--- Task list ---
A – Answer from the parliamentary speech:
(i) What weekly amount per child does the speaker say child benefit would be under a Labour Government?
(ii) What change does the speaker name as one the Opposition support and the Government have long resisted?
(iii) What does the speaker call the sincerest form of flattery?
B – Reproduce word for word the part of the parliamentary speech that opens with the words containing "As I was endeavouring" and closes with "our people aspire.".
C – Resume the parliamentary speech on child benefit and Opposition policy, continuing it after its last sentence.

--- Extract to read ---
++++++++

I will answer the question in my own way and in my own time. The Opposition are well used to abuse from Conservative Back-Benchers, but I see that it has moved forward.
I give a straight answer. The difference between the Opposition and the Government is that we would have increased child benefit properly and they did not. That is what it is all about. Had there been a Labour Government, child benefit would be £9·55 per week for each child. That is not the case under the Government. If the right hon. Gentleman wanted to show support for the poorest people in our society, he has had plenty of opportunity to do so during his period in office.
As I was endeavouring to say, there are other items, such as the change in mortgage tax relief, which the Opposition support and which have long been resisted by the Government. Imitation is, in many ways, the sincerest form of flattery and I suggest that for guidance and enlightenment the Conservative party would be well advised to read the Labour party's policy statements with care and attention. [HON. MEMBERS: "We have "] I am glad to hear it. If they read them with a more open mind than heretofore, they will find some extremely attractive, eminently sensible and much-needed proposals to create the strong economy and the fair society to which an increasing number of our people aspire.
The Government are no doubt inhibited by a feeling that cheap imitation is no substitute for having policies carried out by those who believe in them and are committed to them for their worth—a view which I think will prevail in the coming decisions of the electorate.

++++++++

--- Entries supplied ---
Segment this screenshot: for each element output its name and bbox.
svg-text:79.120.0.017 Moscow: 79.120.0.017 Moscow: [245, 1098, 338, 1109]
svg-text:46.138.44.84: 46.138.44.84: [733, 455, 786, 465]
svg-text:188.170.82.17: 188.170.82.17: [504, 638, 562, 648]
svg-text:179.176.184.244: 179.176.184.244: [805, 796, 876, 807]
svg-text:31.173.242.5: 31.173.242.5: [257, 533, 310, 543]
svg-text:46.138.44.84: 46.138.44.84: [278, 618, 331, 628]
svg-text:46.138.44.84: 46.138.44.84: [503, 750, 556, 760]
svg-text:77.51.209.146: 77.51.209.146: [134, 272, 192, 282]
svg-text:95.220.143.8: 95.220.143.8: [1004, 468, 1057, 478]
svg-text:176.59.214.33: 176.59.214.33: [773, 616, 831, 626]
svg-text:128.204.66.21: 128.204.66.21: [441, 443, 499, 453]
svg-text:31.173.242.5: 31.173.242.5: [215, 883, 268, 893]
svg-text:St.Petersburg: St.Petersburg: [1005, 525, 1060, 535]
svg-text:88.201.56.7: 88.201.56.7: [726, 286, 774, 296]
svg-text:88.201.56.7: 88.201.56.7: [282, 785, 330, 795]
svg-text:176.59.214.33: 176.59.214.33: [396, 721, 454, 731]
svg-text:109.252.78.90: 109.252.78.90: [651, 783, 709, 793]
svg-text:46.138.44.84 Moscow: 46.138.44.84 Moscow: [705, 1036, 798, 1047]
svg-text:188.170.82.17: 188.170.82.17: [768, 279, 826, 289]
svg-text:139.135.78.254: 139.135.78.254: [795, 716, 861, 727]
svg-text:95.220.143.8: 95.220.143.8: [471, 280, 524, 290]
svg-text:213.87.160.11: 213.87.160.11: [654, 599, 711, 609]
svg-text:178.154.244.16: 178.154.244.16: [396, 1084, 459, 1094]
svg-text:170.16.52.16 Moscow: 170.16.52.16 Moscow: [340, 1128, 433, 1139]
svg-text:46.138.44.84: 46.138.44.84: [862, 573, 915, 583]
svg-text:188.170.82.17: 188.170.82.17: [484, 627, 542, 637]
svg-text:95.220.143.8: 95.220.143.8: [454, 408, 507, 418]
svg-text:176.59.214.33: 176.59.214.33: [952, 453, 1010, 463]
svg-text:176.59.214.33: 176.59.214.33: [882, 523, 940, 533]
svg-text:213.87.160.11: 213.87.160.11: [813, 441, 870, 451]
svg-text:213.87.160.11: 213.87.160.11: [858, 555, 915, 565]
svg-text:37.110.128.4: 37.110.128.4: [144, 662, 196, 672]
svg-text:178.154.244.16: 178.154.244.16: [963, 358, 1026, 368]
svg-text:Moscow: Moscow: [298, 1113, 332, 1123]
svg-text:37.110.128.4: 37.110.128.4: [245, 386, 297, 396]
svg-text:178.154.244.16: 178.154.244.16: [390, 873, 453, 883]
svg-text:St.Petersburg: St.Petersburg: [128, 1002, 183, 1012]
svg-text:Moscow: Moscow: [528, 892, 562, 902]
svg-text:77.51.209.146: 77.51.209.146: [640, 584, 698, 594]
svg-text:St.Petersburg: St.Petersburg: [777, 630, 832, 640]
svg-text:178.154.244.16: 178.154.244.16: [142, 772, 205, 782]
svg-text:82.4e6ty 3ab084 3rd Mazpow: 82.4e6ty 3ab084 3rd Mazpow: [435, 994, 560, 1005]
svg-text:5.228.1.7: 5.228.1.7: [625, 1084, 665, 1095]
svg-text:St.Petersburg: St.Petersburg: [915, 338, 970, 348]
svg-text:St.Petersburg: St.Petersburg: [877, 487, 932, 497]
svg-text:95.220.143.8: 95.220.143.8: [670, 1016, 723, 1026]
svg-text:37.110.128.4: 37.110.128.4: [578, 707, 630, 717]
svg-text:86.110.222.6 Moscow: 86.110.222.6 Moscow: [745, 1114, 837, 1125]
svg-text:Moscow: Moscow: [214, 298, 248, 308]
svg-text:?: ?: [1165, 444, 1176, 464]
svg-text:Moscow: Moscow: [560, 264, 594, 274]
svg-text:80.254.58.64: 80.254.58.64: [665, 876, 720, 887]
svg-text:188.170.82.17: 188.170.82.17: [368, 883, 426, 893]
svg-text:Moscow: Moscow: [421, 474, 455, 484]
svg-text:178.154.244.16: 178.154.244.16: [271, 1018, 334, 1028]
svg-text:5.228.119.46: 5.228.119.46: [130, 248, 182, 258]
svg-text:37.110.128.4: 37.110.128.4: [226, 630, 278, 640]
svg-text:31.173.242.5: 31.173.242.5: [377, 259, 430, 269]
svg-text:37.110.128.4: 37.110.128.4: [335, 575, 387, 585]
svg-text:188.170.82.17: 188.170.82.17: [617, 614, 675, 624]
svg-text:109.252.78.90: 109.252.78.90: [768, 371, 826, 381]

++++++++

--- Expected responses ---
A –
(i) £9·55 per week for each child.
(ii) The change in mortgage tax relief.
(iii) Imitation.

B –
As I was endeavouring to say, there are other items, such as the change in mortgage tax relief, which the Opposition support and which have long been resisted by the Government. Imitation is, in many ways, the sincerest form of flattery and I suggest that for guidance and enlightenment the Conservative party would be well advised to read the Labour party's policy statements with care and attention. [HON. MEMBERS: "We have "] I am glad to hear it. If they read them with a more open mind than heretofore, they will find some extremely attractive, eminently sensible and much-needed proposals to create the strong economy and the fair society to which an increasing number of our people aspire.

C –
But what caused many of the headlines following the Budget was the humiliating U-turn executed by the Government on the poll tax which was presaged by the increase in VAT of 2½ percentage points—a percentage increase of more than 16 per cent. in the tax.
I have hardly said a word on this, but I will take a risk, as I did on a previous occasion, and give way to the hon. Gentleman.
Would a Labour Government reverse the transfer of local government taxation to VAT?
On the radio this morning the Chief Secretary said——
I was asleep.
Well, the right hon. and learned Gentleman's voice was on the radio. He probably was asleep, but I certainly heard it. He said that it would be wise for us to suspend judgment on the question of local government taxation until the Government's full proposals had been revealed.
I gather that there is some irritation among members of the Government that one of their colleagues regularly leaks information in Central Lobby. Anyone who took a wander out there a day or two ago could have seen his minions in the act. It is well known that the Secretary of State for the Environment has been leaking like a sieve the proposals that are before the Government. He does not seem to have suffered much, so no doubt he will continue to do so. Since the Government do not tell us very much, we should be grateful for the odd crumb that we get from the right hon. Gentleman.
We will consider carefully what the Government put forward and when we see the Bill—we do not even know its title—we will be able to give a considered reaction.
If the Secretary of State for the Environment has been leaking like a sieve, why was everyone so astonished by the announcement about VAT?
The hon. Gentleman who, albeit unsuccessfully, worked assiduously for the Secretary of State for the Environment in the recent contest in the Conservative party——
Why not answer the question?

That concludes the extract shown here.